• **What is being asked**
Spot each line that carries the word "JSON"; copy those lines.

==== Data in this exercise ====

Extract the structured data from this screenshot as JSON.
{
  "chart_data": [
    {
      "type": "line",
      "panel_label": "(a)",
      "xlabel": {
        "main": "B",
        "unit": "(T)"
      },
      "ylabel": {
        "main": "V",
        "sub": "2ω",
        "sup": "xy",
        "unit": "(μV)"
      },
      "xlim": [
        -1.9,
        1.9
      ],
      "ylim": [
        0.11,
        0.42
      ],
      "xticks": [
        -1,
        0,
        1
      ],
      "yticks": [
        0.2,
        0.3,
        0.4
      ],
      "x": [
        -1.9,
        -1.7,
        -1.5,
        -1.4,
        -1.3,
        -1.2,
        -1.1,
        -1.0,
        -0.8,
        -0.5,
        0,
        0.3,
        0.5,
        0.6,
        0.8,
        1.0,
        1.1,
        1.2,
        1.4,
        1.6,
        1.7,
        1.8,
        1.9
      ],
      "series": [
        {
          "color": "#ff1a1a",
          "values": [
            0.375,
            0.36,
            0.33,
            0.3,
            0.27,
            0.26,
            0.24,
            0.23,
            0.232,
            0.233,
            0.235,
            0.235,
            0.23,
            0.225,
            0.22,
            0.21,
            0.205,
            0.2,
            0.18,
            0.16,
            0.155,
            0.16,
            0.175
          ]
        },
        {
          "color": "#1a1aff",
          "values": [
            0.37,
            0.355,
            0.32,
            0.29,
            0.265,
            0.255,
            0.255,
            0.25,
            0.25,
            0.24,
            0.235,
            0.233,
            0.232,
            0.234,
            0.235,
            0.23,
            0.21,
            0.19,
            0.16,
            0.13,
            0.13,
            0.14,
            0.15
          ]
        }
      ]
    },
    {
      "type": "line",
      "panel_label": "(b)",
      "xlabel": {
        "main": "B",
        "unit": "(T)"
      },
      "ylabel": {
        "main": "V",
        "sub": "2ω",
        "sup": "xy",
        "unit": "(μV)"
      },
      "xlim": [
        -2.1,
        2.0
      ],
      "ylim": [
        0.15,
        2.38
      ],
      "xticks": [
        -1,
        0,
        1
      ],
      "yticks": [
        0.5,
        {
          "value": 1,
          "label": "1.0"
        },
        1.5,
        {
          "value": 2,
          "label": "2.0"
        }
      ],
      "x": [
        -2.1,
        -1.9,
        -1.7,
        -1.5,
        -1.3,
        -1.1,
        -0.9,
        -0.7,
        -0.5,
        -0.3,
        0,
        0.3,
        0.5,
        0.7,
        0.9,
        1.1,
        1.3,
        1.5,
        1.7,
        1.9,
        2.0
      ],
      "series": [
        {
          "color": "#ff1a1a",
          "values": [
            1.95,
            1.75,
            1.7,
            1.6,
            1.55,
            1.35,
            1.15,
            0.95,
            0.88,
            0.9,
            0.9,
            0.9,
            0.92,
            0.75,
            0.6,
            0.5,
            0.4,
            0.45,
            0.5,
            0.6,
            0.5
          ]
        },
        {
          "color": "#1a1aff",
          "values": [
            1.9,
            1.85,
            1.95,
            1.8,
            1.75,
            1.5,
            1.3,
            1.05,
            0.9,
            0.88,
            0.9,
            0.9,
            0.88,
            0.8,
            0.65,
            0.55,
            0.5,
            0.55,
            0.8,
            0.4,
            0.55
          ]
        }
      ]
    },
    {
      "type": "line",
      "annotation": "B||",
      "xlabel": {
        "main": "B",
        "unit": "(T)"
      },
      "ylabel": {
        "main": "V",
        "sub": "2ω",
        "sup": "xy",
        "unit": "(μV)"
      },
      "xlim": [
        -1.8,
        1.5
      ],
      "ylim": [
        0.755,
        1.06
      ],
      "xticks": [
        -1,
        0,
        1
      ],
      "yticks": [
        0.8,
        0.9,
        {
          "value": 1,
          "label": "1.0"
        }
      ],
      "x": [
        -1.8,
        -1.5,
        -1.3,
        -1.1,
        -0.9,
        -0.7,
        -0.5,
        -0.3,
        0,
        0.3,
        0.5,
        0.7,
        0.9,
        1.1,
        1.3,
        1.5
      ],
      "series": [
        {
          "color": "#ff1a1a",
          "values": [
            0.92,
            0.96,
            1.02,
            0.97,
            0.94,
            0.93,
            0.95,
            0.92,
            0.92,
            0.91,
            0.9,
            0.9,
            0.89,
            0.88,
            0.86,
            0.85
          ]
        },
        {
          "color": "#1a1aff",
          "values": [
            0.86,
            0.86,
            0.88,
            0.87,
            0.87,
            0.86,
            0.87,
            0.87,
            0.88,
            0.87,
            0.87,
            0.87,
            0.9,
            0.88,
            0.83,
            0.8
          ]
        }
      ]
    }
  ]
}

====
==== Data in this exercise ====

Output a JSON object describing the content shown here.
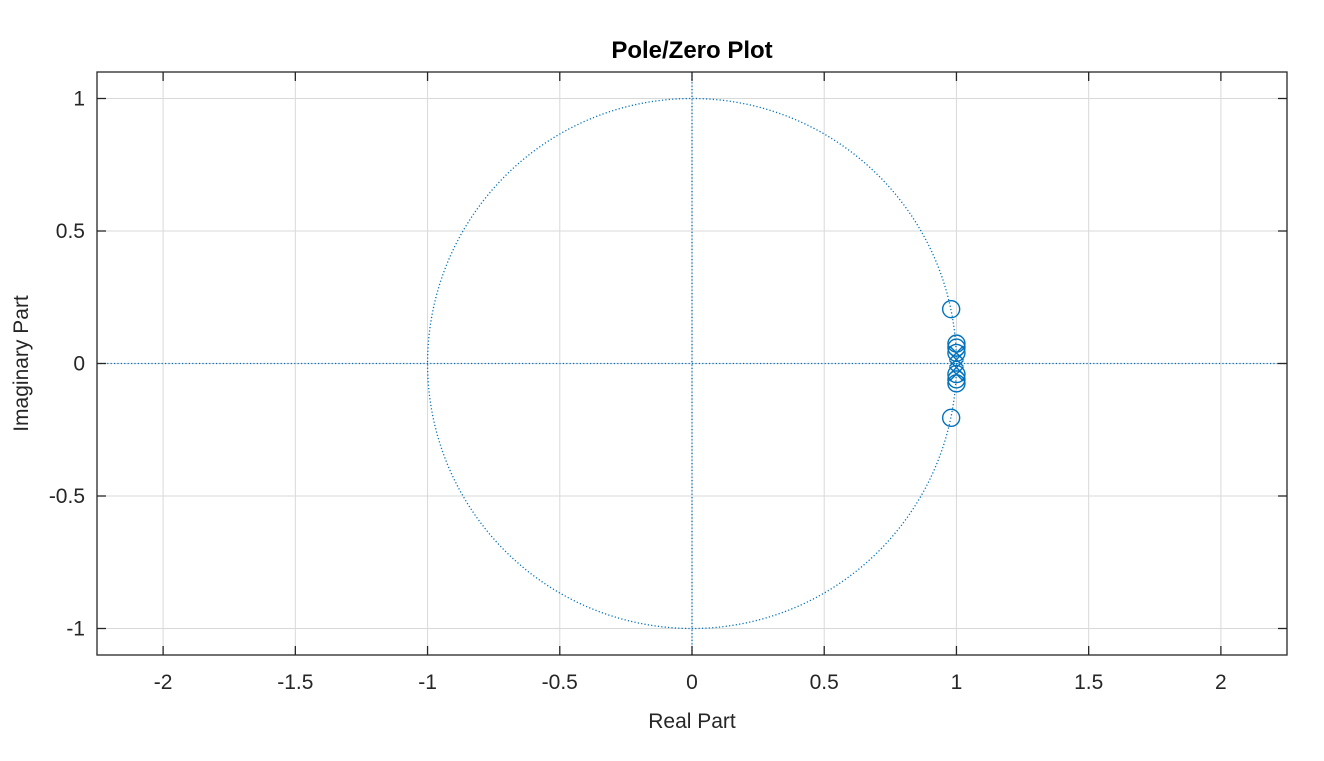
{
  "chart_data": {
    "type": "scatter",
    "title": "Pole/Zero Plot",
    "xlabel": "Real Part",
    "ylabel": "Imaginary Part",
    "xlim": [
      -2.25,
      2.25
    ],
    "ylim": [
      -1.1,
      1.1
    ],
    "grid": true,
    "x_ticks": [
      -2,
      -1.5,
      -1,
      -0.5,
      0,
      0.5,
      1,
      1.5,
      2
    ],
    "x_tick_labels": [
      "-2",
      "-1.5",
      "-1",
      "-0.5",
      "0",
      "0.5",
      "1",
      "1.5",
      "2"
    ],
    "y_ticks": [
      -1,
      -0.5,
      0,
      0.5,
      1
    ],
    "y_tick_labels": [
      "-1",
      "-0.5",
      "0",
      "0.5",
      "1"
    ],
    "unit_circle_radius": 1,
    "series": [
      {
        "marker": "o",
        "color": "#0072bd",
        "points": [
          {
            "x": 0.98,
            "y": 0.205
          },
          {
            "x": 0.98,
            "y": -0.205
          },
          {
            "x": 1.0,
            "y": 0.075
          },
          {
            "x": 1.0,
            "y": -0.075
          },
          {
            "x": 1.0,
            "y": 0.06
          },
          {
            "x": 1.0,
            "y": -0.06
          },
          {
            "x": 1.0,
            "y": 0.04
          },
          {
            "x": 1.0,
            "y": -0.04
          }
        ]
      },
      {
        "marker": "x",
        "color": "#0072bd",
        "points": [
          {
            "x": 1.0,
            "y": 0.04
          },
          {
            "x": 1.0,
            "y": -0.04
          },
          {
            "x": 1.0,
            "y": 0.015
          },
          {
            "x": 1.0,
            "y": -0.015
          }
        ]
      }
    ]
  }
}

====

• **Solved exercise**
Extract the structured data from this screenshot as JSON.
Output a JSON object describing the content shown here.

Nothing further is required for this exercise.